● Exercise instructions: Output each entry verbatim and exclude every picture from it.
^^^^^^^^^^^^^^^^
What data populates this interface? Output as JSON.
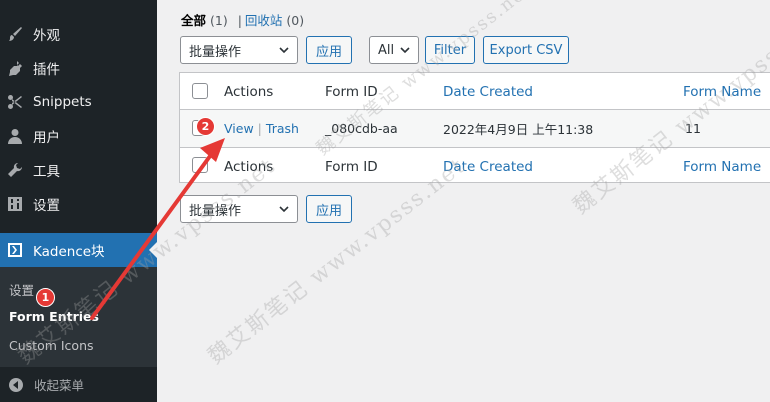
{
  "sidebar": {
    "items": [
      {
        "label": "外观",
        "icon": "paintbrush-icon"
      },
      {
        "label": "插件",
        "icon": "plugin-icon"
      },
      {
        "label": "Snippets",
        "icon": "scissors-icon"
      },
      {
        "label": "用户",
        "icon": "user-icon"
      },
      {
        "label": "工具",
        "icon": "wrench-icon"
      },
      {
        "label": "设置",
        "icon": "settings-sliders-icon"
      },
      {
        "label": "Kadence块",
        "icon": "kadence-icon"
      }
    ],
    "submenu": [
      "设置",
      "Form Entries",
      "Custom Icons"
    ],
    "collapse_label": "收起菜单"
  },
  "views": {
    "all_label": "全部",
    "all_count": "(1)",
    "trash_label": "回收站",
    "trash_count": "(0)",
    "separator": "|"
  },
  "toolbar": {
    "bulk_action": "批量操作",
    "apply": "应用",
    "filter_select": "All",
    "filter": "Filter",
    "export": "Export CSV"
  },
  "table": {
    "columns": [
      "Actions",
      "Form ID",
      "Date Created",
      "Form Name"
    ],
    "rows": [
      {
        "view": "View",
        "sep": "|",
        "trash": "Trash",
        "form_id": "_080cdb-aa",
        "date": "2022年4月9日 上午11:38",
        "form_name": "11"
      }
    ]
  },
  "annotations": [
    "1",
    "2"
  ],
  "watermark": "魏艾斯笔记 www.vpsss.net",
  "colors": {
    "sidebar_bg": "#1d2327",
    "accent": "#2271b1",
    "annotation": "#e53935"
  }
}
^^^^^^^^^^^^^^^^
● Solution to this exercise:
What data populates this interface? Output as JSON.
{
  "sidebar": {
    "items": [
      {
        "label": "外观",
        "icon": "paintbrush-icon"
      },
      {
        "label": "插件",
        "icon": "plugin-icon"
      },
      {
        "label": "Snippets",
        "icon": "scissors-icon"
      },
      {
        "label": "用户",
        "icon": "user-icon"
      },
      {
        "label": "工具",
        "icon": "wrench-icon"
      },
      {
        "label": "设置",
        "icon": "settings-sliders-icon"
      },
      {
        "label": "Kadence块",
        "icon": "kadence-icon"
      }
    ],
    "submenu": [
      "设置",
      "Form Entries",
      "Custom Icons"
    ],
    "collapse_label": "收起菜单"
  },
  "views": {
    "all_label": "全部",
    "all_count": "(1)",
    "trash_label": "回收站",
    "trash_count": "(0)",
    "separator": "|"
  },
  "toolbar": {
    "bulk_action": "批量操作",
    "apply": "应用",
    "filter_select": "All",
    "filter": "Filter",
    "export": "Export CSV"
  },
  "table": {
    "columns": [
      "Actions",
      "Form ID",
      "Date Created",
      "Form Name"
    ],
    "rows": [
      {
        "view": "View",
        "sep": "|",
        "trash": "Trash",
        "form_id": "_080cdb-aa",
        "date": "2022年4月9日 上午11:38",
        "form_name": "11"
      }
    ]
  },
  "annotations": [
    "1",
    "2"
  ],
  "watermark": "魏艾斯笔记 www.vpsss.net",
  "colors": {
    "sidebar_bg": "#1d2327",
    "accent": "#2271b1",
    "annotation": "#e53935"
  }
}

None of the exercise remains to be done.